▸ **What is expected**
Collect all lines from the records below that include the word "xlabel".

▸ **Data provided**

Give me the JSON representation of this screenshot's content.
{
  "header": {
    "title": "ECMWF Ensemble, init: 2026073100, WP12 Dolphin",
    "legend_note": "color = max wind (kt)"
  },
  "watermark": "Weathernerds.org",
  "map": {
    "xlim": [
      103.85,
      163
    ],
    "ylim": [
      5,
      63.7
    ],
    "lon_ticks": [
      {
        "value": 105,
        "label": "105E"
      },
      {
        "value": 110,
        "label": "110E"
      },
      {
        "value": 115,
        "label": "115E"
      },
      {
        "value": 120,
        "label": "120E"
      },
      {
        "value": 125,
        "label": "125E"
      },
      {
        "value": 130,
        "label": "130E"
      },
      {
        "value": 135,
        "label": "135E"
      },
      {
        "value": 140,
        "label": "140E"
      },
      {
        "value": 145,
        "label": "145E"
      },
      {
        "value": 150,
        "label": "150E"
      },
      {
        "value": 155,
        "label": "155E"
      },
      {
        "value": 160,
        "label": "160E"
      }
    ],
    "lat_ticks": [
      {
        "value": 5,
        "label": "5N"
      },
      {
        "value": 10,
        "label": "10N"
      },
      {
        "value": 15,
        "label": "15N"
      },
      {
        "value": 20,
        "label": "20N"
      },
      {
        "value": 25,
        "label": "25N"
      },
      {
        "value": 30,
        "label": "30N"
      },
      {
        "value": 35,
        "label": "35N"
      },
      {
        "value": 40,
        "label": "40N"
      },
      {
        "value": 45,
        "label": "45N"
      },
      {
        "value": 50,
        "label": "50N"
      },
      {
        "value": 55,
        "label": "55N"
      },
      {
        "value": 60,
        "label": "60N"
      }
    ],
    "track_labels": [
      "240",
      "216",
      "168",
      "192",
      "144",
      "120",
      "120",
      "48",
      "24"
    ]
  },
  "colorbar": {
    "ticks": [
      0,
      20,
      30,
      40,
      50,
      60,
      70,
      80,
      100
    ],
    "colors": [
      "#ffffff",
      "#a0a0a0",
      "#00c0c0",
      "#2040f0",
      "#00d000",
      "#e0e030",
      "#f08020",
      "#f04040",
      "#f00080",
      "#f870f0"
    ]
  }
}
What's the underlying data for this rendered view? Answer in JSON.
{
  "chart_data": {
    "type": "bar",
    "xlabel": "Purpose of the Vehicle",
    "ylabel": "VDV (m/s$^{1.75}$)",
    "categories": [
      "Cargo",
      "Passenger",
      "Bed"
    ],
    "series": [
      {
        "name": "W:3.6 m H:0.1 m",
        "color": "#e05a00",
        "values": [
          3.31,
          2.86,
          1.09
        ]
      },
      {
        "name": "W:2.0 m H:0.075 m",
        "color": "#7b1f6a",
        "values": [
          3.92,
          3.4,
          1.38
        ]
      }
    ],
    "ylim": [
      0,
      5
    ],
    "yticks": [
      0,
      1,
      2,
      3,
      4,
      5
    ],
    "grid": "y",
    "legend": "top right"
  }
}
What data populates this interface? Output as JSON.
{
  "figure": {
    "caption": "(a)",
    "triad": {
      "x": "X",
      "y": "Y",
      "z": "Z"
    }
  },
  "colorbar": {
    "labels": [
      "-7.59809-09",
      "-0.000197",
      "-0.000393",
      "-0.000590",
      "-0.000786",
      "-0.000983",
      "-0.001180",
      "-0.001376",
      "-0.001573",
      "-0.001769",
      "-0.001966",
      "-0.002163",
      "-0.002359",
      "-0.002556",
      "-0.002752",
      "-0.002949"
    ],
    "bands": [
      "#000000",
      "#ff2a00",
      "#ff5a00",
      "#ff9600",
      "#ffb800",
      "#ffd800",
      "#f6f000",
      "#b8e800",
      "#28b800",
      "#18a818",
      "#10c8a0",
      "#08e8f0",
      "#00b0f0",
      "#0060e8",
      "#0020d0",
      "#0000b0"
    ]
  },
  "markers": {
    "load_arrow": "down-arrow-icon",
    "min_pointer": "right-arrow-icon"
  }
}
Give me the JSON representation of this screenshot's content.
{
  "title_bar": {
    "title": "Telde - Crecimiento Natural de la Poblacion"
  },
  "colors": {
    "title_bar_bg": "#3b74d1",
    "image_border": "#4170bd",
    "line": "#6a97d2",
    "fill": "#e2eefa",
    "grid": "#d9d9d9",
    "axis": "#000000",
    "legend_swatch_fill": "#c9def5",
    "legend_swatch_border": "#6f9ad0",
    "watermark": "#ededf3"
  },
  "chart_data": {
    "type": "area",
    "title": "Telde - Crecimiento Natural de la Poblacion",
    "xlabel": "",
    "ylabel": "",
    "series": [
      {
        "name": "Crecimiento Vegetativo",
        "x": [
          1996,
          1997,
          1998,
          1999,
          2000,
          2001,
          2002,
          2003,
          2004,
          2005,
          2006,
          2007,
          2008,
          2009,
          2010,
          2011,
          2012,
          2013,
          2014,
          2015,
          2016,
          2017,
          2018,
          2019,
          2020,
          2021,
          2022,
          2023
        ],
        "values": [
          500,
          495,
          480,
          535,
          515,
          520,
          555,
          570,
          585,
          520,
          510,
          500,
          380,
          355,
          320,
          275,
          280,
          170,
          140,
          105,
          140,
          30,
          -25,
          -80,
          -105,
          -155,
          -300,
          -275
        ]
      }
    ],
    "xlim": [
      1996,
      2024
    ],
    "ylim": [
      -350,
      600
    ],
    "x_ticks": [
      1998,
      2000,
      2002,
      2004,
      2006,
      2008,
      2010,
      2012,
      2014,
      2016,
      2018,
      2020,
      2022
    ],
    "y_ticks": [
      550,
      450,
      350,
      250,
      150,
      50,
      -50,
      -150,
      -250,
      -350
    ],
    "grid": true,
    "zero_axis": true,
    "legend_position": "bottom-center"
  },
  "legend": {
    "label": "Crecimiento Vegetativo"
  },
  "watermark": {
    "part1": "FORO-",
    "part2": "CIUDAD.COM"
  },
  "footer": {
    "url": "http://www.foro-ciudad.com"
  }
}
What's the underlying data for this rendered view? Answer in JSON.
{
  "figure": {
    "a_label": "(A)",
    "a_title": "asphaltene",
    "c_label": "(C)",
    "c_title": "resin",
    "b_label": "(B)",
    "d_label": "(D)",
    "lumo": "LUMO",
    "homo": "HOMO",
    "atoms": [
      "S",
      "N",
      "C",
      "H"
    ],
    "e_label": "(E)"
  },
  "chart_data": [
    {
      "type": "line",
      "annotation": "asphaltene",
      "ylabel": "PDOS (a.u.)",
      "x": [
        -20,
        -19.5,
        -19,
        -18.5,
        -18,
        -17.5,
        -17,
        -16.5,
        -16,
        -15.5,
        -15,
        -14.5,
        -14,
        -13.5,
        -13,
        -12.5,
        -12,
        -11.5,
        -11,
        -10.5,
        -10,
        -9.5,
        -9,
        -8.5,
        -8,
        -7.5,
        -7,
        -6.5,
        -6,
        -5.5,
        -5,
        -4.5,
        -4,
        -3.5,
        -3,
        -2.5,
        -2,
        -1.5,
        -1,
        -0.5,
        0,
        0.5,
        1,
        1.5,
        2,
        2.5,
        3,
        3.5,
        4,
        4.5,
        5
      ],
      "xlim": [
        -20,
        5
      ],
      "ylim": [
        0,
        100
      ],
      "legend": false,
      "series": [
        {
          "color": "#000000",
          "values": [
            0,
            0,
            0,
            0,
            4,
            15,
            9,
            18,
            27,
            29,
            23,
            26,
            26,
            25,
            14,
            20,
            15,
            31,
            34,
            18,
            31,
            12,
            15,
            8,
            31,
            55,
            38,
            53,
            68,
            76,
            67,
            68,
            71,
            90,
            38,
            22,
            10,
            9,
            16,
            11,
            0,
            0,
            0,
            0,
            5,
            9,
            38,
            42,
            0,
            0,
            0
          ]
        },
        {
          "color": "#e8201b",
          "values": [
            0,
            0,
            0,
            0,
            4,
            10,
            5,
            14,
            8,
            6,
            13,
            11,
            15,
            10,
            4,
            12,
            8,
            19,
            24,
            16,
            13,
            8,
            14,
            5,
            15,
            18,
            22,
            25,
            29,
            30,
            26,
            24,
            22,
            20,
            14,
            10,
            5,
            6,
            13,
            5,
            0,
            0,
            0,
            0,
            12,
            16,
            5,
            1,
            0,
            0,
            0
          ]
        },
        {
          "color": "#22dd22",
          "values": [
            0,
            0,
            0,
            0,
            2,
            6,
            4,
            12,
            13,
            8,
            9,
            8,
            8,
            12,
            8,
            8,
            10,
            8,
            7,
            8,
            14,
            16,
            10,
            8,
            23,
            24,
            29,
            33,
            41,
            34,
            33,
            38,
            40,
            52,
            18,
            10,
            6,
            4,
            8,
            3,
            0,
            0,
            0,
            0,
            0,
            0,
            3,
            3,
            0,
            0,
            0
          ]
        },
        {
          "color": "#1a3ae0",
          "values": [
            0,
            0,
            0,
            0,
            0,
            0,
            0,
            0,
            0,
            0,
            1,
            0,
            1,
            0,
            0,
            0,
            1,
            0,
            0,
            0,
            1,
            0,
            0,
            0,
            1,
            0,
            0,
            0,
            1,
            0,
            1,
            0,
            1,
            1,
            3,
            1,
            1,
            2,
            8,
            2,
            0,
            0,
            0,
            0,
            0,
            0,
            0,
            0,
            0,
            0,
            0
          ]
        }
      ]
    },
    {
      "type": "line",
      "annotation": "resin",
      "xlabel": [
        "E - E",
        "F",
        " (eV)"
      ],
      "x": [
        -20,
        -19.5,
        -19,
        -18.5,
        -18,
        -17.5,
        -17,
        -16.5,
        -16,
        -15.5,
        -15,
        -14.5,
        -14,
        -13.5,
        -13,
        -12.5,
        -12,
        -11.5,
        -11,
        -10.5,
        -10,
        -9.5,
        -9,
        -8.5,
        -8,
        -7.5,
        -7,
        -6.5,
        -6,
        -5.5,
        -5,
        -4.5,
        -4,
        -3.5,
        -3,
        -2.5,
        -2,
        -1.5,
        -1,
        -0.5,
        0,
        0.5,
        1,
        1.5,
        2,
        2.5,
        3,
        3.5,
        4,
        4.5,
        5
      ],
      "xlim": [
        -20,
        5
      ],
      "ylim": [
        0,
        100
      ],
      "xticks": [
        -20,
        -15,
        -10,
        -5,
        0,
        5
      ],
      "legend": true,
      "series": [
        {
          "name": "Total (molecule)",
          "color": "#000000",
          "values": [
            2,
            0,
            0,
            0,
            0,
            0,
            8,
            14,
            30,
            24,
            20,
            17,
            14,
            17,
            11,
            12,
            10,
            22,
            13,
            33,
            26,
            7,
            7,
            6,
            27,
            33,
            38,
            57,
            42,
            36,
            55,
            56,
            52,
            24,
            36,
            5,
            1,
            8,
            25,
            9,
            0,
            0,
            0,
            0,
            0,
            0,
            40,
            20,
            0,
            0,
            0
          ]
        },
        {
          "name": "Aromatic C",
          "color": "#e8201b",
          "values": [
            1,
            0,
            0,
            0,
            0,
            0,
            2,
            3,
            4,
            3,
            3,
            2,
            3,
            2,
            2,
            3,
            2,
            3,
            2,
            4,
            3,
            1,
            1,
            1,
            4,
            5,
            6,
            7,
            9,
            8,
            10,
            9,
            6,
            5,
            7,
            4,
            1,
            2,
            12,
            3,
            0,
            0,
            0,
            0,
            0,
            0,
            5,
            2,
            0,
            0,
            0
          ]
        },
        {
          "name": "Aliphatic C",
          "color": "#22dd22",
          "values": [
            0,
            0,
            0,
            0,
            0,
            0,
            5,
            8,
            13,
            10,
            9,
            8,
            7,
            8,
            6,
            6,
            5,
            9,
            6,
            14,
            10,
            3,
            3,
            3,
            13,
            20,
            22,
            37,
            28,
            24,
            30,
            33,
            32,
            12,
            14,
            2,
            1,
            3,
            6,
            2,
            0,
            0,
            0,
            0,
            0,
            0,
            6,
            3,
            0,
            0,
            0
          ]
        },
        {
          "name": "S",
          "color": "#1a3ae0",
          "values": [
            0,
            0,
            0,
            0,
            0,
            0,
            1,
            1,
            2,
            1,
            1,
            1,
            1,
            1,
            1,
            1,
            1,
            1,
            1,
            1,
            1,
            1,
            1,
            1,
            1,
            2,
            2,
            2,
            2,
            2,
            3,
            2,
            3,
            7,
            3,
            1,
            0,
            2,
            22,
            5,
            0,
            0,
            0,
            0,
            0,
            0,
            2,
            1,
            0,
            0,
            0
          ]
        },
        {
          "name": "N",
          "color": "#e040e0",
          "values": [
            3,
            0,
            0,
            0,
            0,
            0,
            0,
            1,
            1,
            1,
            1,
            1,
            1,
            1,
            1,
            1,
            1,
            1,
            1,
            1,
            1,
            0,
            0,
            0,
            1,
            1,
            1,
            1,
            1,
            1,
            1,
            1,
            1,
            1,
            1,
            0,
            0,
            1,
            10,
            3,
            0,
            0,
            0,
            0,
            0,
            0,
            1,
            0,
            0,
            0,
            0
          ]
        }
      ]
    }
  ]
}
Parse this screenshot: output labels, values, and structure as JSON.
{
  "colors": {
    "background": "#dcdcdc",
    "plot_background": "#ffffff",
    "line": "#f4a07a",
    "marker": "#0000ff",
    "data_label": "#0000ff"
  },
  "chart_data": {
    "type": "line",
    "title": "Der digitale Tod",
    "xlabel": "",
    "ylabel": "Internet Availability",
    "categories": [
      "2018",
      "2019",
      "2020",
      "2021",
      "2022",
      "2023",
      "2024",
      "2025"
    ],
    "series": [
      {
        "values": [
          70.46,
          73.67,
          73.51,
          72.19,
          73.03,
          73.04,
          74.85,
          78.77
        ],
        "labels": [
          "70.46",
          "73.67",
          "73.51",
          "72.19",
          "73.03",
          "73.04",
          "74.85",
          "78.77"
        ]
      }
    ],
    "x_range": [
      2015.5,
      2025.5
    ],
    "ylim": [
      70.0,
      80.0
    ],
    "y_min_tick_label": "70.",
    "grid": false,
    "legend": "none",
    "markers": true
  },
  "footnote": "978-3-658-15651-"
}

▸ **Answer for the task**
    "xlabel": "Purpose of the Vehicle",
    "xlabel": "",
      "xlabel": [
    "xlabel": "",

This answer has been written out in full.